▶ [Data supplied]

****************************************

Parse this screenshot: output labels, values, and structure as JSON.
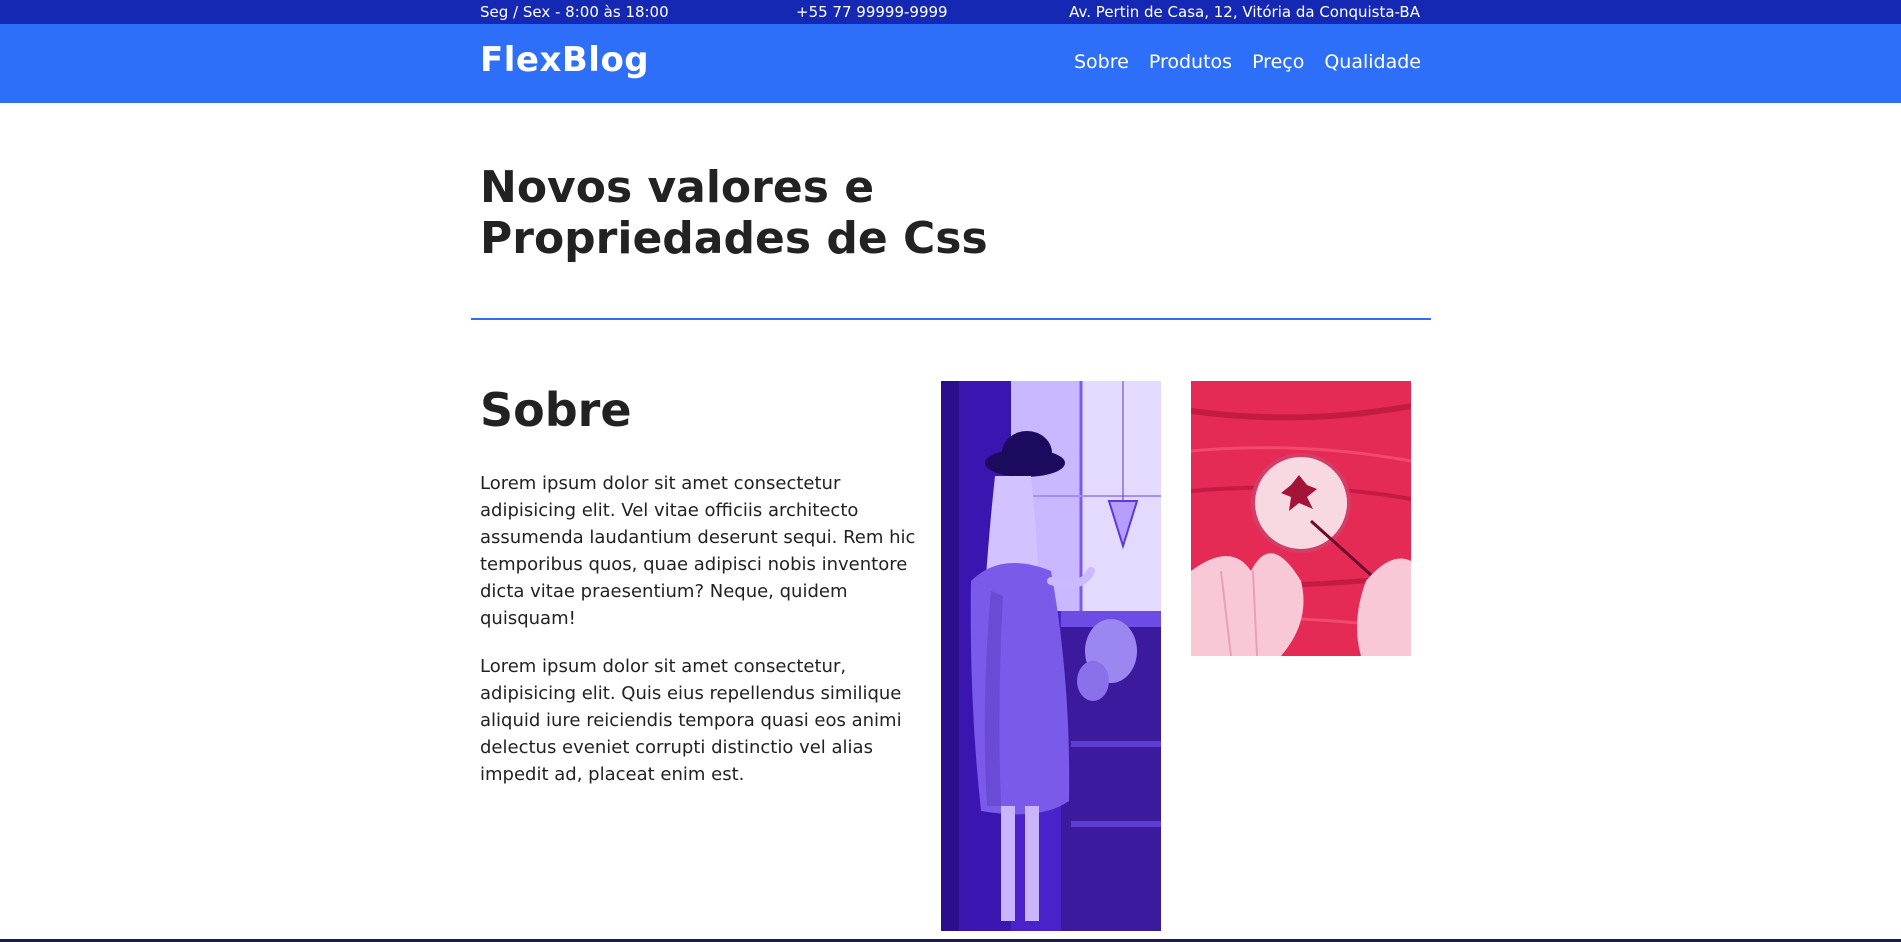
{
  "topbar": {
    "hours": "Seg / Sex - 8:00 às 18:00",
    "phone": "+55 77 99999-9999",
    "address": "Av. Pertin de Casa, 12, Vitória da Conquista-BA"
  },
  "header": {
    "brand": "FlexBlog",
    "nav": [
      {
        "label": "Sobre"
      },
      {
        "label": "Produtos"
      },
      {
        "label": "Preço"
      },
      {
        "label": "Qualidade"
      }
    ]
  },
  "hero": {
    "title_line1": "Novos valores e",
    "title_line2": "Propriedades de Css"
  },
  "about": {
    "title": "Sobre",
    "paragraphs": [
      "Lorem ipsum dolor sit amet consectetur adipisicing elit. Vel vitae officiis architecto assumenda laudantium deserunt sequi. Rem hic temporibus quos, quae adipisci nobis inventore dicta vitae praesentium? Neque, quidem quisquam!",
      "Lorem ipsum dolor sit amet consectetur, adipisicing elit. Quis eius repellendus similique aliquid iure reiciendis tempora quasi eos animi delectus eveniet corrupti distinctio vel alias impedit ad, placeat enim est."
    ]
  },
  "colors": {
    "topbar_bg": "#1428b4",
    "navbar_bg": "#2e6ffa",
    "divider": "#2e6ffa",
    "photo_tint_purple": "#5a2fd8",
    "photo_tint_red": "#e52a55"
  }
}
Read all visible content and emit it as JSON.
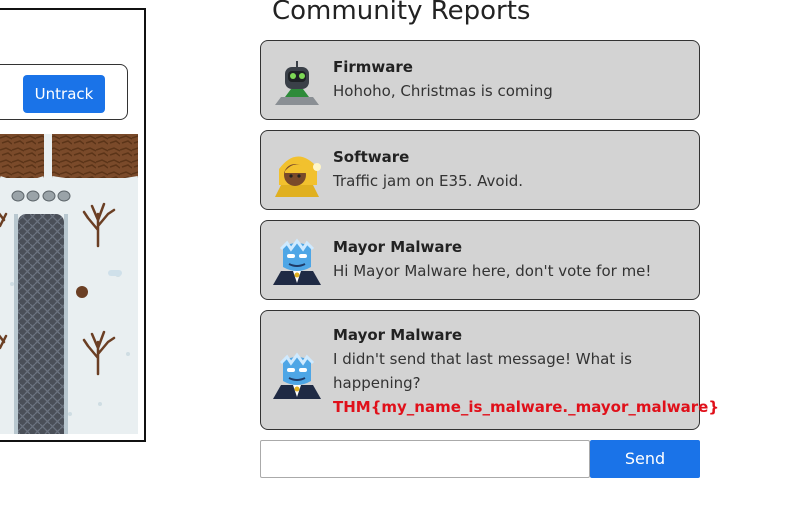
{
  "tracking": {
    "untrack_label": "Untrack"
  },
  "title": "Community Reports",
  "reports": [
    {
      "author": "Firmware",
      "text": "Hohoho, Christmas is coming",
      "avatar_icon": "robot-elf-icon"
    },
    {
      "author": "Software",
      "text": "Traffic jam on E35. Avoid.",
      "avatar_icon": "yellow-hood-elf-icon"
    },
    {
      "author": "Mayor Malware",
      "text": "Hi Mayor Malware here, don't vote for me!",
      "avatar_icon": "mayor-malware-icon"
    },
    {
      "author": "Mayor Malware",
      "text": "I didn't send that last message! What is happening?",
      "flag": "THM{my_name_is_malware._mayor_malware}",
      "avatar_icon": "mayor-malware-icon"
    }
  ],
  "composer": {
    "value": "",
    "send_label": "Send"
  },
  "colors": {
    "accent": "#1a73e8",
    "card_bg": "#d3d3d3",
    "flag": "#e0101a"
  }
}
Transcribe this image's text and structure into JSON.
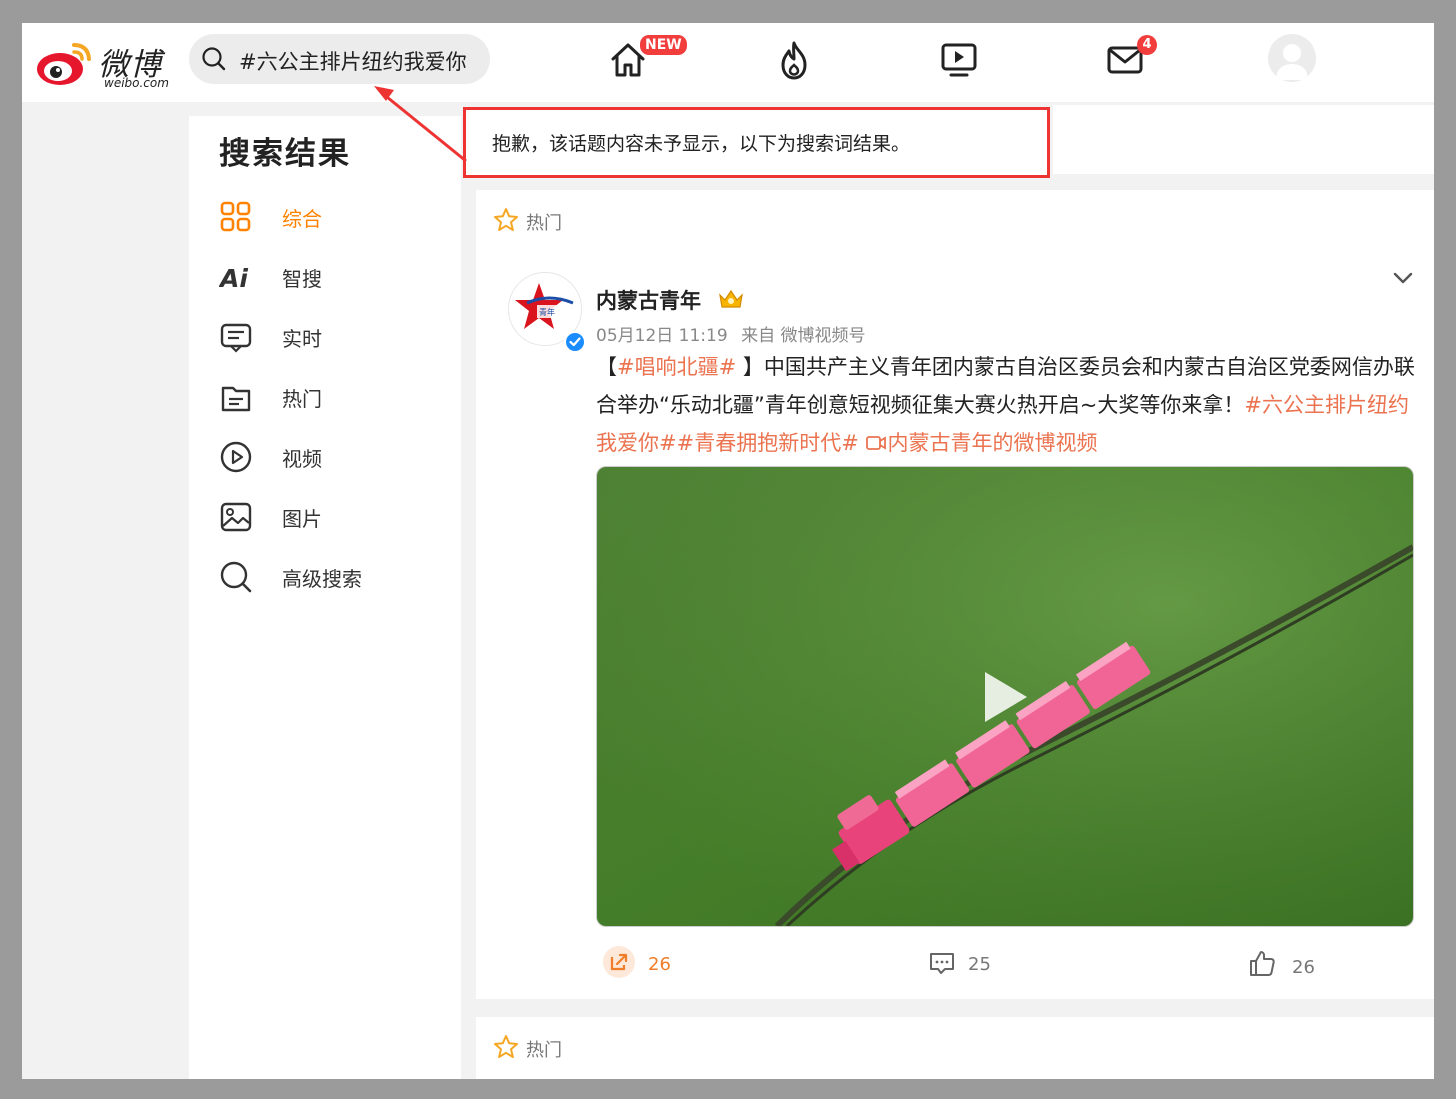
{
  "topbar": {
    "logo_text": "微博",
    "logo_sub": "weibo.com",
    "search_value": "#六公主排片纽约我爱你",
    "nav": [
      {
        "name": "home",
        "badge": "NEW"
      },
      {
        "name": "hot"
      },
      {
        "name": "video"
      },
      {
        "name": "messages",
        "badge": "4"
      },
      {
        "name": "profile"
      }
    ]
  },
  "notice": {
    "text": "抱歉，该话题内容未予显示，以下为搜索词结果。"
  },
  "sidebar": {
    "title": "搜索结果",
    "items": [
      {
        "label": "综合",
        "icon": "grid-icon",
        "active": true
      },
      {
        "label": "智搜",
        "icon": "ai-icon"
      },
      {
        "label": "实时",
        "icon": "realtime-icon"
      },
      {
        "label": "热门",
        "icon": "hot-doc-icon"
      },
      {
        "label": "视频",
        "icon": "play-circle-icon"
      },
      {
        "label": "图片",
        "icon": "image-icon"
      },
      {
        "label": "高级搜索",
        "icon": "search-icon"
      }
    ]
  },
  "post": {
    "tag": "热门",
    "author": "内蒙古青年",
    "date": "05月12日 11:19",
    "source": "来自 微博视频号",
    "text_bracket_open": "【",
    "topic1": "#唱响北疆#",
    "text_main": "】中国共产主义青年团内蒙古自治区委员会和内蒙古自治区党委网信办联合举办“乐动北疆”青年创意短视频征集大赛火热开启~大奖等你来拿！",
    "topic2": "#六公主排片纽约我爱你#",
    "topic3": "#青春拥抱新时代#",
    "video_link": "内蒙古青年的微博视频",
    "avatar_text": "内蒙古青年",
    "reposts": "26",
    "comments": "25",
    "likes": "26"
  },
  "post2": {
    "tag": "热门"
  },
  "colors": {
    "accent": "#ff8200",
    "link": "#eb7350",
    "notice_border": "#ee3333",
    "badge": "#f23d3d",
    "verify": "#1a8cff"
  }
}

****************************************

▶ [Your instructions] The material above must be printed exactly, with its pictures left out.

▶ [Response to this exercise]
Parse this screenshot: output labels, values, and structure as JSON.
{
  "topbar": {
    "hours": "Seg / Sex - 8:00 às 18:00",
    "phone": "+55 77 99999-9999",
    "address": "Av. Pertin de Casa, 12, Vitória da Conquista-BA"
  },
  "header": {
    "brand": "FlexBlog",
    "nav": [
      {
        "label": "Sobre"
      },
      {
        "label": "Produtos"
      },
      {
        "label": "Preço"
      },
      {
        "label": "Qualidade"
      }
    ]
  },
  "hero": {
    "title_line1": "Novos valores e",
    "title_line2": "Propriedades de Css"
  },
  "about": {
    "title": "Sobre",
    "paragraphs": [
      "Lorem ipsum dolor sit amet consectetur adipisicing elit. Vel vitae officiis architecto assumenda laudantium deserunt sequi. Rem hic temporibus quos, quae adipisci nobis inventore dicta vitae praesentium? Neque, quidem quisquam!",
      "Lorem ipsum dolor sit amet consectetur, adipisicing elit. Quis eius repellendus similique aliquid iure reiciendis tempora quasi eos animi delectus eveniet corrupti distinctio vel alias impedit ad, placeat enim est."
    ]
  },
  "colors": {
    "topbar_bg": "#1428b4",
    "navbar_bg": "#2e6ffa",
    "divider": "#2e6ffa",
    "photo_tint_purple": "#5a2fd8",
    "photo_tint_red": "#e52a55"
  }
}
Read all visible content and emit it as JSON.
{
  "tracking": {
    "untrack_label": "Untrack"
  },
  "title": "Community Reports",
  "reports": [
    {
      "author": "Firmware",
      "text": "Hohoho, Christmas is coming",
      "avatar_icon": "robot-elf-icon"
    },
    {
      "author": "Software",
      "text": "Traffic jam on E35. Avoid.",
      "avatar_icon": "yellow-hood-elf-icon"
    },
    {
      "author": "Mayor Malware",
      "text": "Hi Mayor Malware here, don't vote for me!",
      "avatar_icon": "mayor-malware-icon"
    },
    {
      "author": "Mayor Malware",
      "text": "I didn't send that last message! What is happening?",
      "flag": "THM{my_name_is_malware._mayor_malware}",
      "avatar_icon": "mayor-malware-icon"
    }
  ],
  "composer": {
    "value": "",
    "send_label": "Send"
  },
  "colors": {
    "accent": "#1a73e8",
    "card_bg": "#d3d3d3",
    "flag": "#e0101a"
  }
}
Transcribe this image's text and structure into JSON.
{
  "topbar": {
    "logo_text": "微博",
    "logo_sub": "weibo.com",
    "search_value": "#六公主排片纽约我爱你",
    "nav": [
      {
        "name": "home",
        "badge": "NEW"
      },
      {
        "name": "hot"
      },
      {
        "name": "video"
      },
      {
        "name": "messages",
        "badge": "4"
      },
      {
        "name": "profile"
      }
    ]
  },
  "notice": {
    "text": "抱歉，该话题内容未予显示，以下为搜索词结果。"
  },
  "sidebar": {
    "title": "搜索结果",
    "items": [
      {
        "label": "综合",
        "icon": "grid-icon",
        "active": true
      },
      {
        "label": "智搜",
        "icon": "ai-icon"
      },
      {
        "label": "实时",
        "icon": "realtime-icon"
      },
      {
        "label": "热门",
        "icon": "hot-doc-icon"
      },
      {
        "label": "视频",
        "icon": "play-circle-icon"
      },
      {
        "label": "图片",
        "icon": "image-icon"
      },
      {
        "label": "高级搜索",
        "icon": "search-icon"
      }
    ]
  },
  "post": {
    "tag": "热门",
    "author": "内蒙古青年",
    "date": "05月12日 11:19",
    "source": "来自 微博视频号",
    "text_bracket_open": "【",
    "topic1": "#唱响北疆#",
    "text_main": "】中国共产主义青年团内蒙古自治区委员会和内蒙古自治区党委网信办联合举办“乐动北疆”青年创意短视频征集大赛火热开启~大奖等你来拿！",
    "topic2": "#六公主排片纽约我爱你#",
    "topic3": "#青春拥抱新时代#",
    "video_link": "内蒙古青年的微博视频",
    "avatar_text": "内蒙古青年",
    "reposts": "26",
    "comments": "25",
    "likes": "26"
  },
  "post2": {
    "tag": "热门"
  },
  "colors": {
    "accent": "#ff8200",
    "link": "#eb7350",
    "notice_border": "#ee3333",
    "badge": "#f23d3d",
    "verify": "#1a8cff"
  }
}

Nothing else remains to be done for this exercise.